**Challenge**. Select and reproduce each line of the listing below that bears the string "bottom".
start Raw data
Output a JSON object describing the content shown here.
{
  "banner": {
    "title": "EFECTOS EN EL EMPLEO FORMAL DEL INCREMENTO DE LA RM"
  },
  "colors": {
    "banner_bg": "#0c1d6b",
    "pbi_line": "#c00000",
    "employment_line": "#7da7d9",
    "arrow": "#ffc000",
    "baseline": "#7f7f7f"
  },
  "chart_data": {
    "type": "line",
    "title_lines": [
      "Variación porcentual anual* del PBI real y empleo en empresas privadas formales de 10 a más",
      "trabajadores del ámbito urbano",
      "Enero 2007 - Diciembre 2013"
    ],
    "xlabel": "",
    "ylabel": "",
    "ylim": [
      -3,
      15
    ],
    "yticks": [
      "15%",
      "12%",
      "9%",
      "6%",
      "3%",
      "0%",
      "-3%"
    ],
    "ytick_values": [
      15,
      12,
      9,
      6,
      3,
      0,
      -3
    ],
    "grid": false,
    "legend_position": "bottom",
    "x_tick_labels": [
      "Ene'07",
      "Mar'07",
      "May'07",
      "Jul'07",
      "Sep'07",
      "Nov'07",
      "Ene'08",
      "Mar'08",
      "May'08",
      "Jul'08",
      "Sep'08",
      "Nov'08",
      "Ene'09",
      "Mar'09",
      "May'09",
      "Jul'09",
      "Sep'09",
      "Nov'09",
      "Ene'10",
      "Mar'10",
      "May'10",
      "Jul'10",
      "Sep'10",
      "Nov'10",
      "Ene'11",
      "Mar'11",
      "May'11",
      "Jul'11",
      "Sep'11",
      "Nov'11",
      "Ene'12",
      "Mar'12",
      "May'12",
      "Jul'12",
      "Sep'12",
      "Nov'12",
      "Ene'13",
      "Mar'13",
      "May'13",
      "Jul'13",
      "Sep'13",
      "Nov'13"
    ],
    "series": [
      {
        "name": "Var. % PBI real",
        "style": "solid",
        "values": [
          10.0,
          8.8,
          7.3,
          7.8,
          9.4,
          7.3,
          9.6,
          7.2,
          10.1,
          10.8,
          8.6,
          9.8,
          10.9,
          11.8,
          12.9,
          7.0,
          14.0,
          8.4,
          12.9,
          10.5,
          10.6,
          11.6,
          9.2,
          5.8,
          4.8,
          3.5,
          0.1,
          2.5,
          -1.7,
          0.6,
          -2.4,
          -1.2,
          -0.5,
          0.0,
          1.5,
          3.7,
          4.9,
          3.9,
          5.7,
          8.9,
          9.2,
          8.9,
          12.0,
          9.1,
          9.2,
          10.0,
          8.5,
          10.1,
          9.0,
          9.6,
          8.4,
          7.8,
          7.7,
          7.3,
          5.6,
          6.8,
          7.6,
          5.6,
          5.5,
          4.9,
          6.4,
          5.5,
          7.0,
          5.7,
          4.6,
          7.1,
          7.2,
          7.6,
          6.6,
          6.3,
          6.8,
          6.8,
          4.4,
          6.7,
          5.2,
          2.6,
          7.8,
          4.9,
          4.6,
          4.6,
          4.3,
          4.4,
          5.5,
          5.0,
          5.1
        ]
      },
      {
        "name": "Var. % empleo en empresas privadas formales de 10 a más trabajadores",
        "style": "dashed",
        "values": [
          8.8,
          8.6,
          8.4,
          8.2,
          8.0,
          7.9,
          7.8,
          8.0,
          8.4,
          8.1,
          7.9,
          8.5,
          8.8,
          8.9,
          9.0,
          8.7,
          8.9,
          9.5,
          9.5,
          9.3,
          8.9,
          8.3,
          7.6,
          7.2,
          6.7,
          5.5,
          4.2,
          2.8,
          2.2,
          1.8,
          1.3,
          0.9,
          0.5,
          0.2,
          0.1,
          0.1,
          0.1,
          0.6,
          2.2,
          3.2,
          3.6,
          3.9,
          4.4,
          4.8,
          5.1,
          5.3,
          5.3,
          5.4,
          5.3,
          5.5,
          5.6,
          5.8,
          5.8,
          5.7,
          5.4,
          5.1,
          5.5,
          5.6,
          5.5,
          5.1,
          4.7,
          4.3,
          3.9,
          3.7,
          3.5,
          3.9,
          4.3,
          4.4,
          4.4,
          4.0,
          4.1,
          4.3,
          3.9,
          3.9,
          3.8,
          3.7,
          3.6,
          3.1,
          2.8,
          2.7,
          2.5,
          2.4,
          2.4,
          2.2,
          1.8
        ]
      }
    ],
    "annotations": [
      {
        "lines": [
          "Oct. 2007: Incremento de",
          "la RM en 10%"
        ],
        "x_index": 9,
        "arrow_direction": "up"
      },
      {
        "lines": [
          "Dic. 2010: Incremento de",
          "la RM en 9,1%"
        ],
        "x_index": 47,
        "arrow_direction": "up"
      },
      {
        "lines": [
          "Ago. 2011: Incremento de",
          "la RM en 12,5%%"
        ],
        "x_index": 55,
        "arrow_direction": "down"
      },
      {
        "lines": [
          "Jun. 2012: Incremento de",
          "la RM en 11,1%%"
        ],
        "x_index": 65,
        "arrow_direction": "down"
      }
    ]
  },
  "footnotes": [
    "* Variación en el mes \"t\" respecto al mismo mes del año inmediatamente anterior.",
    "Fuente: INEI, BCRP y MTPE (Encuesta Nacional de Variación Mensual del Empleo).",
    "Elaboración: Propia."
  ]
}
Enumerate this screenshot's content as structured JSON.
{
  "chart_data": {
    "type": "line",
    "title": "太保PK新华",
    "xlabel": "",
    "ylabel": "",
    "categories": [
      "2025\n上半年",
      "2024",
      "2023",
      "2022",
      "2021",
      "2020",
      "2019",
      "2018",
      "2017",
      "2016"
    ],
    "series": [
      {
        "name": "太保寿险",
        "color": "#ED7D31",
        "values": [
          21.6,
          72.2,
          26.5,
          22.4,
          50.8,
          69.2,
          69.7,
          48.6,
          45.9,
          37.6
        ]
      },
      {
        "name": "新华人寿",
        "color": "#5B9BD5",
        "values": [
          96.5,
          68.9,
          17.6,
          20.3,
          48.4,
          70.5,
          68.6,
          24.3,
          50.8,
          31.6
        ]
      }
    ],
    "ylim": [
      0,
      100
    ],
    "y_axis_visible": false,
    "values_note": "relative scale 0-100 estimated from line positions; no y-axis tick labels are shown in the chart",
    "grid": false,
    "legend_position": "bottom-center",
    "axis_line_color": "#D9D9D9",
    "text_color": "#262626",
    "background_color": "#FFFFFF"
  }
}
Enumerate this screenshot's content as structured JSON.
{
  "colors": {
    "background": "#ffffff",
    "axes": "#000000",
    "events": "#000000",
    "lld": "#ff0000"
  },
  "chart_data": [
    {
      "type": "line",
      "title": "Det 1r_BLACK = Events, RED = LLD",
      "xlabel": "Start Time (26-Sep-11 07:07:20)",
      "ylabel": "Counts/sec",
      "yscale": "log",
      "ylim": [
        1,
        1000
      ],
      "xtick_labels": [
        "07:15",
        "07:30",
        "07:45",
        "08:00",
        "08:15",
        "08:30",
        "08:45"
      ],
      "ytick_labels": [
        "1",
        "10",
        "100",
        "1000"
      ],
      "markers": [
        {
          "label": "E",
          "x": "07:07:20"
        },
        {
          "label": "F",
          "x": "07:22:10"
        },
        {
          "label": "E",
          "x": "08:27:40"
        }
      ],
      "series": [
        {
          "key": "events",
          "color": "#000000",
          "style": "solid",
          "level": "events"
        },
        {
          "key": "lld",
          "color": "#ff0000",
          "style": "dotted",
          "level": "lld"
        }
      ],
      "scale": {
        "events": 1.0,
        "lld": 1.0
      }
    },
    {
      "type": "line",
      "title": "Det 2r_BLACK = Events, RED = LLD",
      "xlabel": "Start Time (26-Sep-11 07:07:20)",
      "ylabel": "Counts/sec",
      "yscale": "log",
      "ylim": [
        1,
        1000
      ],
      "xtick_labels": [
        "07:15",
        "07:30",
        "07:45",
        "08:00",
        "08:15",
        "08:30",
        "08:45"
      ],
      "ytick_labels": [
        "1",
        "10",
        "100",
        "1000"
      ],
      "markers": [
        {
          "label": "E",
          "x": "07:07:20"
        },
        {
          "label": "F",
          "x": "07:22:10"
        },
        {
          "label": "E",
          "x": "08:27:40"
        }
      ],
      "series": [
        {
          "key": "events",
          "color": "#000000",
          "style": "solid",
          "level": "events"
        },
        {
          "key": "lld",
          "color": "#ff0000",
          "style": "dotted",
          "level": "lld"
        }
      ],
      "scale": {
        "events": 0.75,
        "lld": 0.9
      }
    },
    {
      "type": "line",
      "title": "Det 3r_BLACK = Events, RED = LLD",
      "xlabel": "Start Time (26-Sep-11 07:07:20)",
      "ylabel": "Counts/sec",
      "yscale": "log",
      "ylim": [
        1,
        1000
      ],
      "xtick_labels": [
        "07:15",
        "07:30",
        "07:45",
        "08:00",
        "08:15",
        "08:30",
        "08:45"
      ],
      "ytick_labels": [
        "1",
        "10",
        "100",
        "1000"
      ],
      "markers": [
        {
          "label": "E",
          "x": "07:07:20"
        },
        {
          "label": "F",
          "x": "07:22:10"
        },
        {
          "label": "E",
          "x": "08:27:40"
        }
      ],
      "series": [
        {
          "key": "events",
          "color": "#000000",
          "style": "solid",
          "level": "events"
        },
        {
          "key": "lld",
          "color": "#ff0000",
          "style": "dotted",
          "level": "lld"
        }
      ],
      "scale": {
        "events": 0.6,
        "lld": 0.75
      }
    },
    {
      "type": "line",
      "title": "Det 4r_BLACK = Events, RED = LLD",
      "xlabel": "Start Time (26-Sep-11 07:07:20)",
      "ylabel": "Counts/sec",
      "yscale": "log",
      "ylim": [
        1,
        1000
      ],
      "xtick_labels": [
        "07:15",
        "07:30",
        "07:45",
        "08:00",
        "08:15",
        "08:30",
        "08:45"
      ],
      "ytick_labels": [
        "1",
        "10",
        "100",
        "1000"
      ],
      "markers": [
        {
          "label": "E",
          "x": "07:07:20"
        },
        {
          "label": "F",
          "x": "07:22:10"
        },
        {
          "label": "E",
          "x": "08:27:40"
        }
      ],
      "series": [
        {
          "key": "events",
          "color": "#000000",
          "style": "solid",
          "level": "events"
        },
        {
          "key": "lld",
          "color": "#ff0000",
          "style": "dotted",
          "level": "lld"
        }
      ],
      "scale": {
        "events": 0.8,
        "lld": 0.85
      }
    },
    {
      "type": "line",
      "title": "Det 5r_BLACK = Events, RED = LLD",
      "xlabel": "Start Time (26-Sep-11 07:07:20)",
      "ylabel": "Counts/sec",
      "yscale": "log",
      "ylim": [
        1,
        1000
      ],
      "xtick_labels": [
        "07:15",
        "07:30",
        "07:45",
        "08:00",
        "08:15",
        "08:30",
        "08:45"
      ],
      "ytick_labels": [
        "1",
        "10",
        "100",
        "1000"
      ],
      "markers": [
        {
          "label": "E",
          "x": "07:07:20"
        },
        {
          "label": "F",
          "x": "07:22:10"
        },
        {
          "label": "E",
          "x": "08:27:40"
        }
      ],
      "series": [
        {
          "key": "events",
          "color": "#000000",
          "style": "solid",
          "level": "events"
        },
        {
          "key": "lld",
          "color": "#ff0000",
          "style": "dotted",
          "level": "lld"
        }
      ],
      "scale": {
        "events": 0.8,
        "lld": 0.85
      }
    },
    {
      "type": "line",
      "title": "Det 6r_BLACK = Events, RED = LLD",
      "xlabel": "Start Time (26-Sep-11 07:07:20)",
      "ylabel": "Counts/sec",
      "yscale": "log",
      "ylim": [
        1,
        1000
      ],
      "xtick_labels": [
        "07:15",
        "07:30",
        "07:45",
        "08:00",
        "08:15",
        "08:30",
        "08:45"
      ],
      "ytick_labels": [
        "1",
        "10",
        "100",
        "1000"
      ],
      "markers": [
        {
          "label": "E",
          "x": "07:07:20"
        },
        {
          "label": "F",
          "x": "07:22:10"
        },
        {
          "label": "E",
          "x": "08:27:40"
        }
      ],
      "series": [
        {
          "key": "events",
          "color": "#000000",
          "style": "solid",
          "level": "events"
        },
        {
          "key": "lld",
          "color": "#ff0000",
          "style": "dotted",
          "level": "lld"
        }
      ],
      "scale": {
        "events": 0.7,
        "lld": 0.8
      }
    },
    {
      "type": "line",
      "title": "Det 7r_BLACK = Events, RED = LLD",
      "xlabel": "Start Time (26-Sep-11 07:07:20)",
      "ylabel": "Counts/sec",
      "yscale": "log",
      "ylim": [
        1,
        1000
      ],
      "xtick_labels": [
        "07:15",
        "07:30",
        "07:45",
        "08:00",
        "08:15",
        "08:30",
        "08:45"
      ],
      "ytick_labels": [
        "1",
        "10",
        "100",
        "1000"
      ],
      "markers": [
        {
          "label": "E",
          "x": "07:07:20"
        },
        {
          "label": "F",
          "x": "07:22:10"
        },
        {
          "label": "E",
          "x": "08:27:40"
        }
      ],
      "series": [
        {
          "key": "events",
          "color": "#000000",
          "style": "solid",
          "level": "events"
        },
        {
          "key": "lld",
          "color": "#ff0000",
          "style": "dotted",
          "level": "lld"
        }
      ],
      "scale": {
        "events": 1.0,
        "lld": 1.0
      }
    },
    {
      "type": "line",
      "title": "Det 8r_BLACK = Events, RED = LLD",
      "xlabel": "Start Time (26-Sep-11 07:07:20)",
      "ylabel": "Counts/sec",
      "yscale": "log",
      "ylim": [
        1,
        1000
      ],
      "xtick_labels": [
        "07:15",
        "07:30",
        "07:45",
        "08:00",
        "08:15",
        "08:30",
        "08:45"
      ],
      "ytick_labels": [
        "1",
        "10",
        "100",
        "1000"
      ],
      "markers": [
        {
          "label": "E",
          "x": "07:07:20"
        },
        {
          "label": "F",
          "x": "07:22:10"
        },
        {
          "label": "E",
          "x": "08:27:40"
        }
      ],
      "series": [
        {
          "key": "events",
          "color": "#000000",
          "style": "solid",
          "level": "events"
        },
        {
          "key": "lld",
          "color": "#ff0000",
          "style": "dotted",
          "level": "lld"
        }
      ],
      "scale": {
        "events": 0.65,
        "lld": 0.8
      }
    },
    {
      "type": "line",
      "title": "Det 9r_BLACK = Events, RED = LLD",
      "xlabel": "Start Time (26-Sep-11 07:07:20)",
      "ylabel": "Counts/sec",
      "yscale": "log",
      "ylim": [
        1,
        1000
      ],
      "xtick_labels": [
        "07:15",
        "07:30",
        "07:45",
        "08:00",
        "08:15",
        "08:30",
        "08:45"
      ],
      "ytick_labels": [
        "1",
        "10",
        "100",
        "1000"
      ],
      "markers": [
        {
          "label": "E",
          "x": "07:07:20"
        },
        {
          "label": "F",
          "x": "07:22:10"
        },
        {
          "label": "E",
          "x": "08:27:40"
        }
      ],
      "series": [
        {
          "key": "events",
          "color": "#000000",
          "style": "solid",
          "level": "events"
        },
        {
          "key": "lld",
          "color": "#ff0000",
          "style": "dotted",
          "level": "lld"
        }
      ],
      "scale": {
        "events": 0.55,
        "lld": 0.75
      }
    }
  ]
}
end Raw data
**Task result**.
    "legend_position": "bottom",
    "legend_position": "bottom-center",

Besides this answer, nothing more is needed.